▶ _Goal_:
Would you return the complete listing below word for word?

-- Begin Input --

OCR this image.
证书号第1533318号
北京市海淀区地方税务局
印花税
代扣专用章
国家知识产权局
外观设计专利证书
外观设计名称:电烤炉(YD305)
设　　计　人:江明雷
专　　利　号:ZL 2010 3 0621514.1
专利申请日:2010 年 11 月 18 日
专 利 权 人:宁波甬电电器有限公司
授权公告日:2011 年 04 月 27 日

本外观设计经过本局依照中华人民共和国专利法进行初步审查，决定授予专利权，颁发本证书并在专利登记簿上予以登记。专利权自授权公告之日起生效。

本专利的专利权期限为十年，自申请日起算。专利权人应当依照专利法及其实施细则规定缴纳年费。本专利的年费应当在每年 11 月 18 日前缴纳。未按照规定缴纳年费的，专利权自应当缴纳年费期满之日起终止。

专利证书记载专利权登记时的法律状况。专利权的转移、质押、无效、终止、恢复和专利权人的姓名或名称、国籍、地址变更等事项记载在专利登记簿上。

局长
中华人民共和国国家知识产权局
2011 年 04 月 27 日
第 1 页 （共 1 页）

-- End Input --

▶ _Solution to the problem_:
OCR this image.
证书号第1533318号
北京市海淀区地方税务局
印花税
代扣专用章
国家知识产权局
外观设计专利证书
外观设计名称:电烤炉(YD305)
设　　计　人:江明雷
专　　利　号:ZL 2010 3 0621514.1
专利申请日:2010 年 11 月 18 日
专 利 权 人:宁波甬电电器有限公司
授权公告日:2011 年 04 月 27 日

本外观设计经过本局依照中华人民共和国专利法进行初步审查，决定授予专利权，颁发本证书并在专利登记簿上予以登记。专利权自授权公告之日起生效。

本专利的专利权期限为十年，自申请日起算。专利权人应当依照专利法及其实施细则规定缴纳年费。本专利的年费应当在每年 11 月 18 日前缴纳。未按照规定缴纳年费的，专利权自应当缴纳年费期满之日起终止。

专利证书记载专利权登记时的法律状况。专利权的转移、质押、无效、终止、恢复和专利权人的姓名或名称、国籍、地址变更等事项记载在专利登记簿上。

局长
中华人民共和国国家知识产权局
2011 年 04 月 27 日
第 1 页 （共 1 页）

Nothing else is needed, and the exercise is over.